**What the exercise asks**
Select, from the material below, each line with "Resistenza" in it.

**Dataset extract**
--- BEGIN ---

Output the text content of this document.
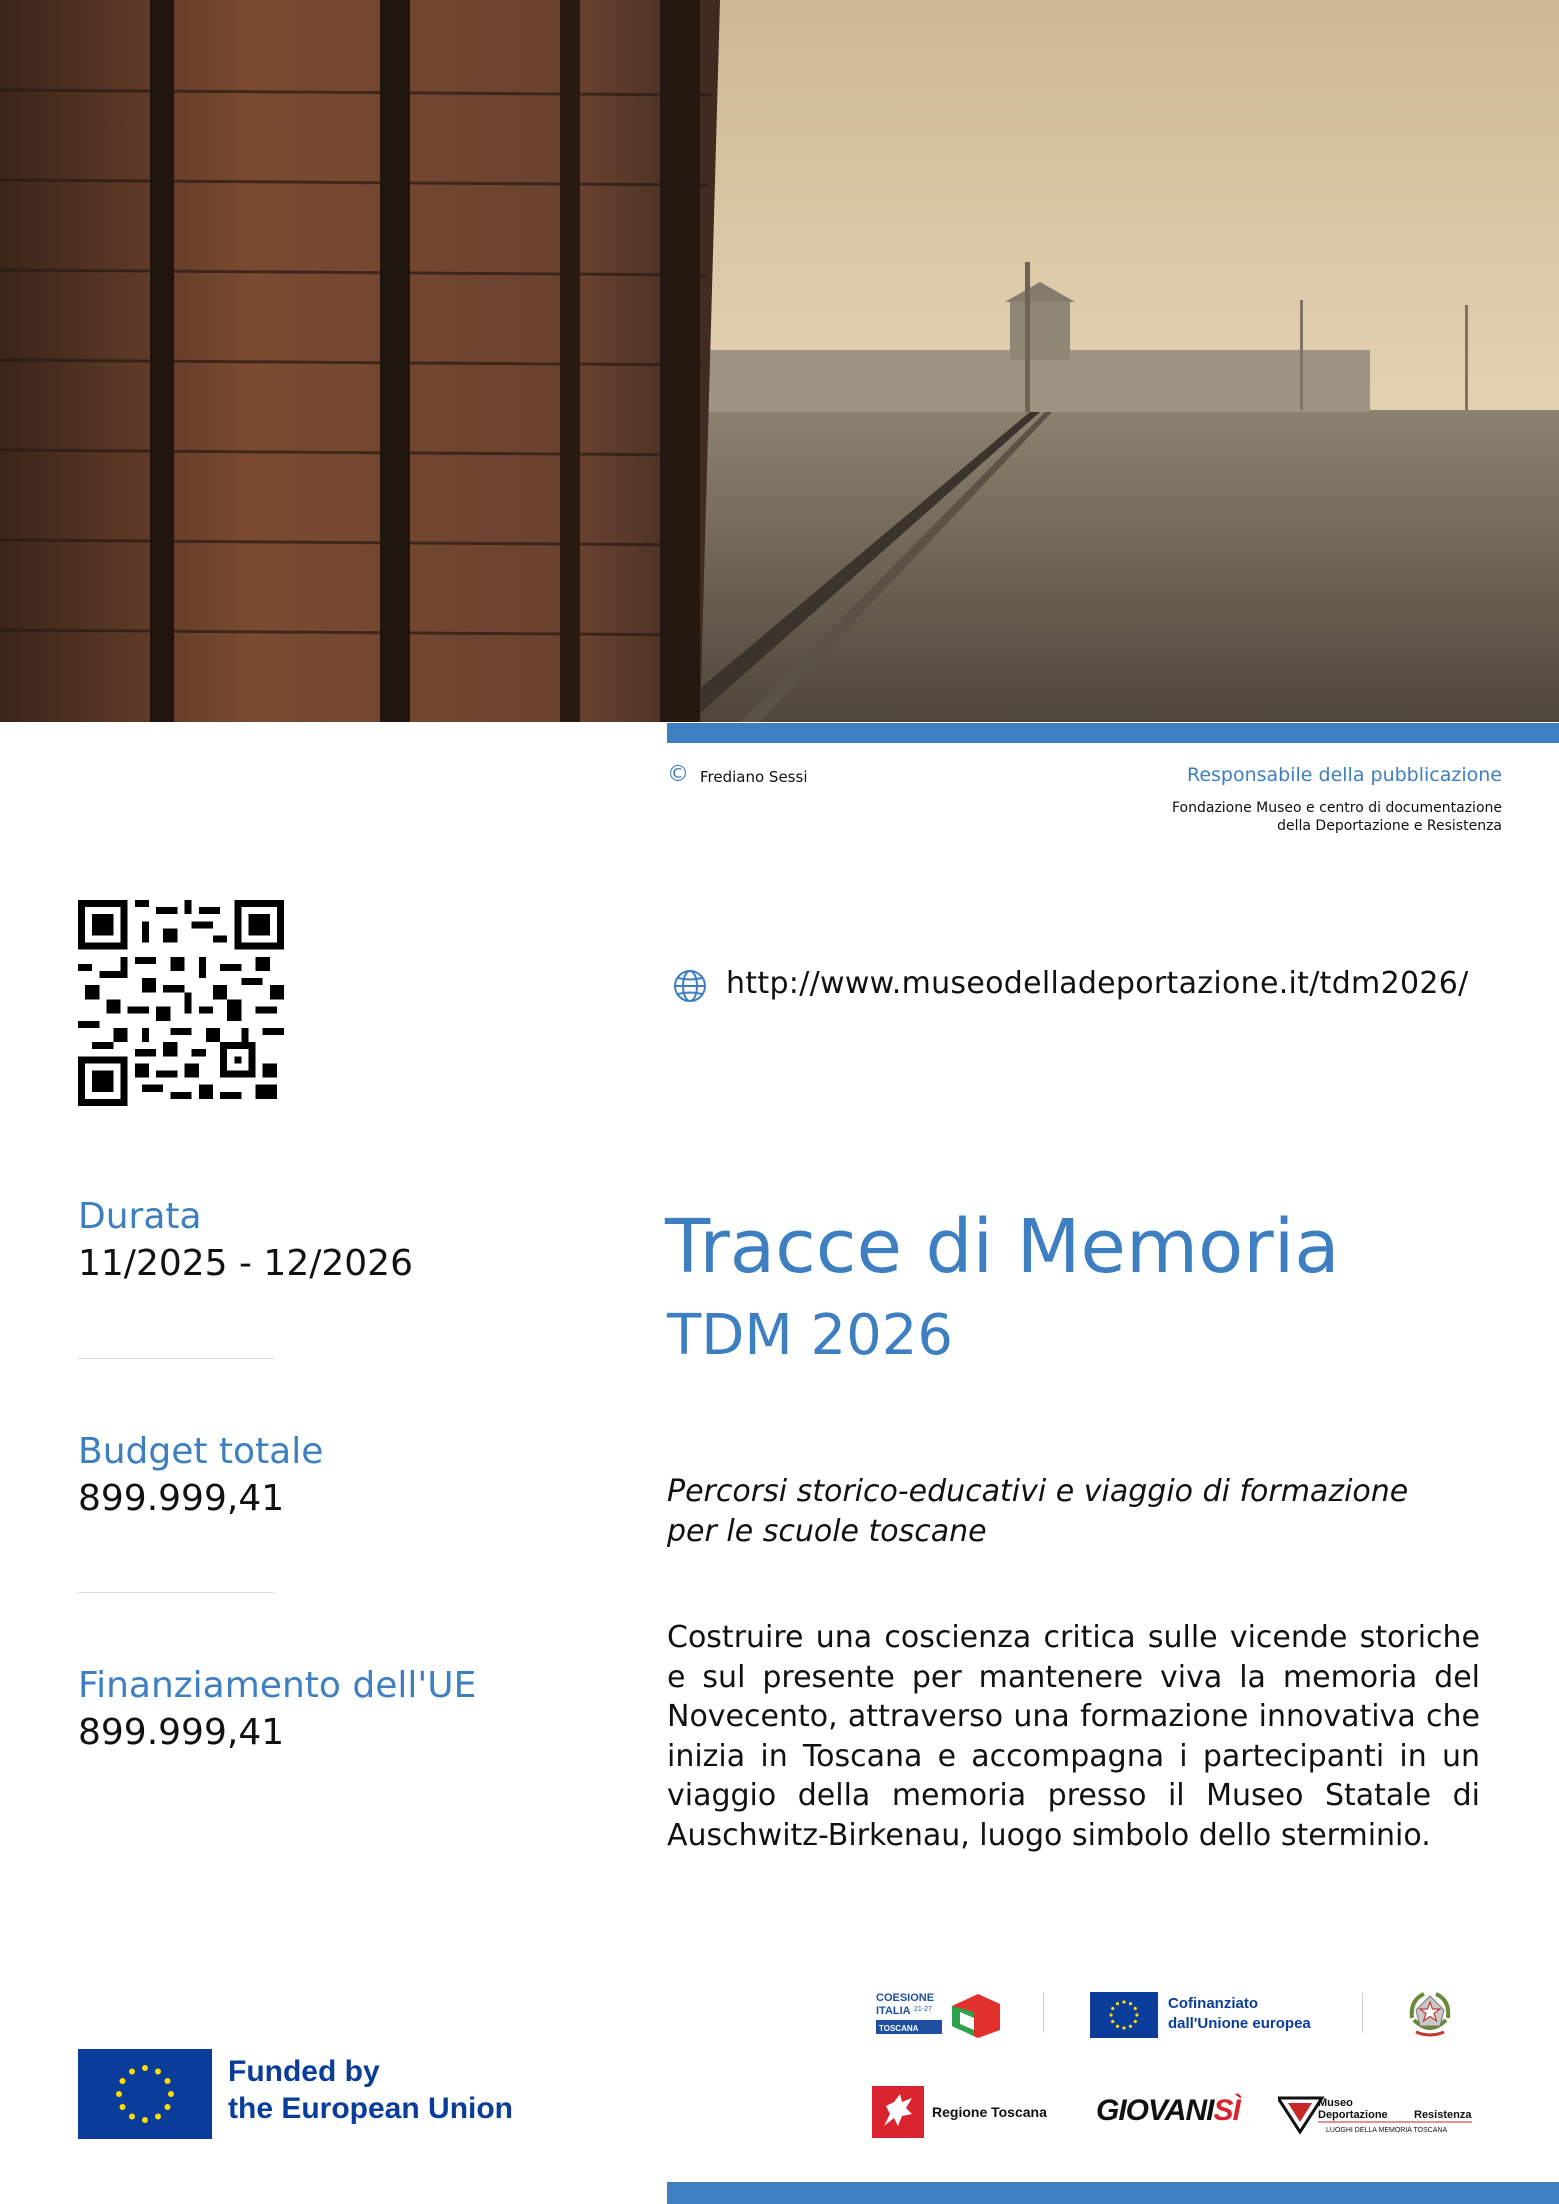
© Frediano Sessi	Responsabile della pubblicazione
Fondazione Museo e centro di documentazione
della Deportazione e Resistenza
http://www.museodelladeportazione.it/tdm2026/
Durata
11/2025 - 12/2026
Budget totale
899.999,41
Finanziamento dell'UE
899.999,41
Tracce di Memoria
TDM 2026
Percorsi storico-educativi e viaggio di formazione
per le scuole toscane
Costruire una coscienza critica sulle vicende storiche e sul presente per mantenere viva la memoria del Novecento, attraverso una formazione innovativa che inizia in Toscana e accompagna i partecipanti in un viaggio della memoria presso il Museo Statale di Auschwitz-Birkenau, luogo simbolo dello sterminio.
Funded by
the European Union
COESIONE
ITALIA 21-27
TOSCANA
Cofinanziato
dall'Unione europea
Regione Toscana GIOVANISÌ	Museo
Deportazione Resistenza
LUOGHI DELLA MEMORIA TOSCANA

--- END ---

**Task result**
della Deportazione e Resistenza
Deportazione Resistenza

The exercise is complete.